§ Exercise goal
According to the forum thread excerpt, in what mode is cubical run when it fails to clear the "in progress" keyword?

Sure, same steps as:
https://github.com/ratt-ru/CubiCal/issues/221#issuecomment-428390409
should do it. Although if you want I can delete the MS as they are and re-make the averaged ones. The current ones will AFAIK have the broken flags.
Yeah if you can re-make an averaged one, that'd be great. And give me a command for replicating the plot above.
Thanks, remaking now, will comment again when the new MS are cooked.
Raised by @IanHeywood here: https://github.com/ratt-ru/CubiCal/issues/211#issuecomment-417711651
I can see part of the problem. When auto-initializing BITFLAG from FLAG, I mark the BITFLAG column with an "in progress" keyword. When a run is successful, this keyword is cleared. The overly bright idea was, if a run is interrupted when the column is in a half-filled state, cubical knows it has to go reinitialize it the next time it is run.
Due to sheer stupid oversight on my part, the keyword is not cleared when cubical is run in single-CPU mode. So each time it proceeds to reinitialize it all over again. If one of the runs happens to flag 99% of the data (due to user error, or other bugs in madmax or solver flagging, for example), these flags then end up in the "legacy" flagset (rather than "cubical"), at which point we're all screwed.
OK, so fixing the bug and clearing the right keyword is simple enough, but I wonder if this whole design isn't misguided on my part. There's still the possibility of the user Ctrl+C'ing the first auto-initializing run, and leaving BITFLAG in a partly-filled state. What must cubical do on the next run? After the Ctrl+C, the MS is in the following state:
BITFLAG is only partially filled (part of it is filled, with the "legacy" bit containing a copy of FLAG/FLAG_ROW before the run, and the rest of the column in an undefined state)
The start of the FLAG column may be overflagged (since it contains a combination of "legacy" and "cubical" flags), while the rest of the column is still in its original state.
At this point, throwing away BITFLAG and re-populating it from FLAG (which the auto-init code does) is clearly the wrong thing to do. But what's the right thing?
Bomb out with a fat error message and let the user recover manually? (But how?)
Bomb out with a fat error message unless a special "proceed anyway" command-line option is given?
Try to keep track of how many BITFLAG rows have been initialized, and do something smart? I'd prefer to do this, but trying to do something smart is what got me into this pickle in the first place...
Prohibit auto-init of BITFLAG and changing of FLAG in the same run? (I.e. only allow it to change FLAGs when it knows a proper BITFLAG column is in place)? That may be the safest, but it does mean running cubical twice (at least the first time 'round) before any solver/madmax flags can kick in.
Thoughts, anyone?

§ Data shown
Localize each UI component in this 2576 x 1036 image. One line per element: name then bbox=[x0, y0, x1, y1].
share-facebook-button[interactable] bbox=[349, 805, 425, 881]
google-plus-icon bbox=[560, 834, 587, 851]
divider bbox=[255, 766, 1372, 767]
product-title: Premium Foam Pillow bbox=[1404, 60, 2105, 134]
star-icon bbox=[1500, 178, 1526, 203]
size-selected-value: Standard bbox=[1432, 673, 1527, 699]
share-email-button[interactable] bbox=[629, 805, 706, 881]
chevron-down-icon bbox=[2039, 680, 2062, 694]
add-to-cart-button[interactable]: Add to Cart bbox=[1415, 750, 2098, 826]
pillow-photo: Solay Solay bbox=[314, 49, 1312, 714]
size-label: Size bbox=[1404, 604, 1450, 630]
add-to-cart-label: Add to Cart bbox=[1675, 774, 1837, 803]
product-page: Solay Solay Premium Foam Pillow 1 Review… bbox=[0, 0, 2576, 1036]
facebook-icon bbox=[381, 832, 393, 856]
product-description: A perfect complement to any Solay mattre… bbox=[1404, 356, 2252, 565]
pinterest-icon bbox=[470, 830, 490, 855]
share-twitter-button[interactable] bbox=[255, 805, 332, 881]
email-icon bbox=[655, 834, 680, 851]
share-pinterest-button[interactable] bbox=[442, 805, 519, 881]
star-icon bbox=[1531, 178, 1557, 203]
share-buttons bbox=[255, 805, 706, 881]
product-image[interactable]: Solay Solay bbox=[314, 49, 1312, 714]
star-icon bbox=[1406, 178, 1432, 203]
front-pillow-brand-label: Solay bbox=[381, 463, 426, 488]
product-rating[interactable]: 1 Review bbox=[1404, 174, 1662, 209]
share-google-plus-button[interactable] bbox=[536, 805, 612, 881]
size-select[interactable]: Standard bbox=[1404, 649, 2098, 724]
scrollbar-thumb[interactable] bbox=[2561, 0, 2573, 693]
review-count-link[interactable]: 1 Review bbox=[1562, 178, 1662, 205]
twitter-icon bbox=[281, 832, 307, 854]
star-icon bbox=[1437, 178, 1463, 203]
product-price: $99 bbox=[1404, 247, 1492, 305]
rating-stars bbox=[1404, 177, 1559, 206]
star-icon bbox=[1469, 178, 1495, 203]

§ Exercise output
Single-CPU mode.